(Collected data entries)
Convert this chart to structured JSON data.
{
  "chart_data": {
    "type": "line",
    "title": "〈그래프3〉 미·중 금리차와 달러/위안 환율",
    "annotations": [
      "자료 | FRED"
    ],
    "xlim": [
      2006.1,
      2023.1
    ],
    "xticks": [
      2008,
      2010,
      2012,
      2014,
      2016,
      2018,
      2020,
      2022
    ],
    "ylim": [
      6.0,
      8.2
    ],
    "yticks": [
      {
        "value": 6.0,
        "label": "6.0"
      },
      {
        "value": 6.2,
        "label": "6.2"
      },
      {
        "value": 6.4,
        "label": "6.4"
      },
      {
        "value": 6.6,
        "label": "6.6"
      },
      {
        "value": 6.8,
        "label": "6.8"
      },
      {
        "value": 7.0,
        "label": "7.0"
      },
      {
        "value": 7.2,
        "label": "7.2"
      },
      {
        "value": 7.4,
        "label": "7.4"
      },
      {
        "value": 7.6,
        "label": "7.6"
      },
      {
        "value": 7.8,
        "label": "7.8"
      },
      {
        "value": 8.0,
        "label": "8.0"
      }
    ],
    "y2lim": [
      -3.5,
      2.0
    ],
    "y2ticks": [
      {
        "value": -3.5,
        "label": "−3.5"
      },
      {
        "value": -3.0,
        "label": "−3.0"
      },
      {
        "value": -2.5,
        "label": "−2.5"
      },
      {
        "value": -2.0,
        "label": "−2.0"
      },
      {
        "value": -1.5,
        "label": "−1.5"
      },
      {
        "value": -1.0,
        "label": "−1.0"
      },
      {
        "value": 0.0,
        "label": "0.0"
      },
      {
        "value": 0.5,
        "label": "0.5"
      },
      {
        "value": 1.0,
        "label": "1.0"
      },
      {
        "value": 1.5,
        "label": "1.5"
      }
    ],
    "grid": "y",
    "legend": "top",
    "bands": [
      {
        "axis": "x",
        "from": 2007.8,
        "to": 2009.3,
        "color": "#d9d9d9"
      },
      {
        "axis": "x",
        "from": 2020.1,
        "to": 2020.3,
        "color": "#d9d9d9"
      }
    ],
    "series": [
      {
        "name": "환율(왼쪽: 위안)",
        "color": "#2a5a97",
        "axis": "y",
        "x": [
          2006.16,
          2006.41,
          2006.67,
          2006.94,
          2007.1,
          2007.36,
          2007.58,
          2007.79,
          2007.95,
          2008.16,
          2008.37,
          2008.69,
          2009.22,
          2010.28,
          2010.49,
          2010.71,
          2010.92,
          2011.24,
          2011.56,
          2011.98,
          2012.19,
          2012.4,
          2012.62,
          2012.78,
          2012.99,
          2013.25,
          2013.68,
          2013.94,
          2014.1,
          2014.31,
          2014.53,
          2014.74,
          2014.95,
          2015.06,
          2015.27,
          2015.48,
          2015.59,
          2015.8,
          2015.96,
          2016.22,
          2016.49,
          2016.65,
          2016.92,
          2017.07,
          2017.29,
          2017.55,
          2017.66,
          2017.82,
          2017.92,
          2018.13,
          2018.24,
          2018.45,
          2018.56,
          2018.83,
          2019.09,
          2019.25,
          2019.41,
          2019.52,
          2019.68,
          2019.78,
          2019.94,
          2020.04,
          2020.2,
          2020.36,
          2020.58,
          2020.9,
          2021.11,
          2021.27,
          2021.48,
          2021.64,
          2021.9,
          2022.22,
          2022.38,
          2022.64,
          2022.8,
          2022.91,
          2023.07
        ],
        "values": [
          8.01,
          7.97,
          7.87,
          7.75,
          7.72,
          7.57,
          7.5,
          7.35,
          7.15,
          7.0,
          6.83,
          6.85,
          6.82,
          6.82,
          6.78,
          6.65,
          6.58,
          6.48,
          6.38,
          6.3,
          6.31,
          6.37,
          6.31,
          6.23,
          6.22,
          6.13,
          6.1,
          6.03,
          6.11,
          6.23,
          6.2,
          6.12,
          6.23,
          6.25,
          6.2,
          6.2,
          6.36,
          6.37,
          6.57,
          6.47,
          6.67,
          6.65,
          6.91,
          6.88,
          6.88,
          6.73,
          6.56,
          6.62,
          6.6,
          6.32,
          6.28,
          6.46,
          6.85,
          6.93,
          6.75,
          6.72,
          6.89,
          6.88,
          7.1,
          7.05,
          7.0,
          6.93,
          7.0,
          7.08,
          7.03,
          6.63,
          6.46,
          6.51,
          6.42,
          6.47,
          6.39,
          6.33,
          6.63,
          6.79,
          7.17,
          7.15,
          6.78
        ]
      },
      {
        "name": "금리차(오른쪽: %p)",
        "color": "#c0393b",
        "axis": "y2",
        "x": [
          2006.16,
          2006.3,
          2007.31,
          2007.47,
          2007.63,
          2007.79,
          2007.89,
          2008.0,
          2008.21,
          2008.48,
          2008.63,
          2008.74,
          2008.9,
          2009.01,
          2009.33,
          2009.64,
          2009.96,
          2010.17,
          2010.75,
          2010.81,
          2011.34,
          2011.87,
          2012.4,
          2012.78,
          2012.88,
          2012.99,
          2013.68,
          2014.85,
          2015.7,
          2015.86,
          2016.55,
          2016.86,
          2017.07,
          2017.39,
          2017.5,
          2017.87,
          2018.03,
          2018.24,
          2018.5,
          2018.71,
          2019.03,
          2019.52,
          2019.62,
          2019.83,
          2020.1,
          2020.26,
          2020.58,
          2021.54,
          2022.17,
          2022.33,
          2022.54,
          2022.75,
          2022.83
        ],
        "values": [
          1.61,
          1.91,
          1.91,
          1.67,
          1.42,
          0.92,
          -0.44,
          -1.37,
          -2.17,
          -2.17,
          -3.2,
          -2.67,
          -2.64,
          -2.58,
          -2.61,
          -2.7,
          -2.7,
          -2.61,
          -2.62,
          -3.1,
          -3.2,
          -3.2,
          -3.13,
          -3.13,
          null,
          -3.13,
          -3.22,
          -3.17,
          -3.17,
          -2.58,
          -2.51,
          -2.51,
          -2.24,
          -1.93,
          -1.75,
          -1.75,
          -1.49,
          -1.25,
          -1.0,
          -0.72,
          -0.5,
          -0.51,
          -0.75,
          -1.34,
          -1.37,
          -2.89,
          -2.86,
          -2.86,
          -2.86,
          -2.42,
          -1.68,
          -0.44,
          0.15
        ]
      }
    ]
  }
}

§ **EXERCISE DESCRIPTION**: All the entries above need to be reproduced exactly.

§ **COMPLETE OUTPUT**:
Convert this chart to structured JSON data.
{
  "chart_data": {
    "type": "line",
    "title": "〈그래프3〉 미·중 금리차와 달러/위안 환율",
    "annotations": [
      "자료 | FRED"
    ],
    "xlim": [
      2006.1,
      2023.1
    ],
    "xticks": [
      2008,
      2010,
      2012,
      2014,
      2016,
      2018,
      2020,
      2022
    ],
    "ylim": [
      6.0,
      8.2
    ],
    "yticks": [
      {
        "value": 6.0,
        "label": "6.0"
      },
      {
        "value": 6.2,
        "label": "6.2"
      },
      {
        "value": 6.4,
        "label": "6.4"
      },
      {
        "value": 6.6,
        "label": "6.6"
      },
      {
        "value": 6.8,
        "label": "6.8"
      },
      {
        "value": 7.0,
        "label": "7.0"
      },
      {
        "value": 7.2,
        "label": "7.2"
      },
      {
        "value": 7.4,
        "label": "7.4"
      },
      {
        "value": 7.6,
        "label": "7.6"
      },
      {
        "value": 7.8,
        "label": "7.8"
      },
      {
        "value": 8.0,
        "label": "8.0"
      }
    ],
    "y2lim": [
      -3.5,
      2.0
    ],
    "y2ticks": [
      {
        "value": -3.5,
        "label": "−3.5"
      },
      {
        "value": -3.0,
        "label": "−3.0"
      },
      {
        "value": -2.5,
        "label": "−2.5"
      },
      {
        "value": -2.0,
        "label": "−2.0"
      },
      {
        "value": -1.5,
        "label": "−1.5"
      },
      {
        "value": -1.0,
        "label": "−1.0"
      },
      {
        "value": 0.0,
        "label": "0.0"
      },
      {
        "value": 0.5,
        "label": "0.5"
      },
      {
        "value": 1.0,
        "label": "1.0"
      },
      {
        "value": 1.5,
        "label": "1.5"
      }
    ],
    "grid": "y",
    "legend": "top",
    "bands": [
      {
        "axis": "x",
        "from": 2007.8,
        "to": 2009.3,
        "color": "#d9d9d9"
      },
      {
        "axis": "x",
        "from": 2020.1,
        "to": 2020.3,
        "color": "#d9d9d9"
      }
    ],
    "series": [
      {
        "name": "환율(왼쪽: 위안)",
        "color": "#2a5a97",
        "axis": "y",
        "x": [
          2006.16,
          2006.41,
          2006.67,
          2006.94,
          2007.1,
          2007.36,
          2007.58,
          2007.79,
          2007.95,
          2008.16,
          2008.37,
          2008.69,
          2009.22,
          2010.28,
          2010.49,
          2010.71,
          2010.92,
          2011.24,
          2011.56,
          2011.98,
          2012.19,
          2012.4,
          2012.62,
          2012.78,
          2012.99,
          2013.25,
          2013.68,
          2013.94,
          2014.1,
          2014.31,
          2014.53,
          2014.74,
          2014.95,
          2015.06,
          2015.27,
          2015.48,
          2015.59,
          2015.8,
          2015.96,
          2016.22,
          2016.49,
          2016.65,
          2016.92,
          2017.07,
          2017.29,
          2017.55,
          2017.66,
          2017.82,
          2017.92,
          2018.13,
          2018.24,
          2018.45,
          2018.56,
          2018.83,
          2019.09,
          2019.25,
          2019.41,
          2019.52,
          2019.68,
          2019.78,
          2019.94,
          2020.04,
          2020.2,
          2020.36,
          2020.58,
          2020.9,
          2021.11,
          2021.27,
          2021.48,
          2021.64,
          2021.9,
          2022.22,
          2022.38,
          2022.64,
          2022.8,
          2022.91,
          2023.07
        ],
        "values": [
          8.01,
          7.97,
          7.87,
          7.75,
          7.72,
          7.57,
          7.5,
          7.35,
          7.15,
          7.0,
          6.83,
          6.85,
          6.82,
          6.82,
          6.78,
          6.65,
          6.58,
          6.48,
          6.38,
          6.3,
          6.31,
          6.37,
          6.31,
          6.23,
          6.22,
          6.13,
          6.1,
          6.03,
          6.11,
          6.23,
          6.2,
          6.12,
          6.23,
          6.25,
          6.2,
          6.2,
          6.36,
          6.37,
          6.57,
          6.47,
          6.67,
          6.65,
          6.91,
          6.88,
          6.88,
          6.73,
          6.56,
          6.62,
          6.6,
          6.32,
          6.28,
          6.46,
          6.85,
          6.93,
          6.75,
          6.72,
          6.89,
          6.88,
          7.1,
          7.05,
          7.0,
          6.93,
          7.0,
          7.08,
          7.03,
          6.63,
          6.46,
          6.51,
          6.42,
          6.47,
          6.39,
          6.33,
          6.63,
          6.79,
          7.17,
          7.15,
          6.78
        ]
      },
      {
        "name": "금리차(오른쪽: %p)",
        "color": "#c0393b",
        "axis": "y2",
        "x": [
          2006.16,
          2006.3,
          2007.31,
          2007.47,
          2007.63,
          2007.79,
          2007.89,
          2008.0,
          2008.21,
          2008.48,
          2008.63,
          2008.74,
          2008.9,
          2009.01,
          2009.33,
          2009.64,
          2009.96,
          2010.17,
          2010.75,
          2010.81,
          2011.34,
          2011.87,
          2012.4,
          2012.78,
          2012.88,
          2012.99,
          2013.68,
          2014.85,
          2015.7,
          2015.86,
          2016.55,
          2016.86,
          2017.07,
          2017.39,
          2017.5,
          2017.87,
          2018.03,
          2018.24,
          2018.5,
          2018.71,
          2019.03,
          2019.52,
          2019.62,
          2019.83,
          2020.1,
          2020.26,
          2020.58,
          2021.54,
          2022.17,
          2022.33,
          2022.54,
          2022.75,
          2022.83
        ],
        "values": [
          1.61,
          1.91,
          1.91,
          1.67,
          1.42,
          0.92,
          -0.44,
          -1.37,
          -2.17,
          -2.17,
          -3.2,
          -2.67,
          -2.64,
          -2.58,
          -2.61,
          -2.7,
          -2.7,
          -2.61,
          -2.62,
          -3.1,
          -3.2,
          -3.2,
          -3.13,
          -3.13,
          null,
          -3.13,
          -3.22,
          -3.17,
          -3.17,
          -2.58,
          -2.51,
          -2.51,
          -2.24,
          -1.93,
          -1.75,
          -1.75,
          -1.49,
          -1.25,
          -1.0,
          -0.72,
          -0.5,
          -0.51,
          -0.75,
          -1.34,
          -1.37,
          -2.89,
          -2.86,
          -2.86,
          -2.86,
          -2.42,
          -1.68,
          -0.44,
          0.15
        ]
      }
    ]
  }
}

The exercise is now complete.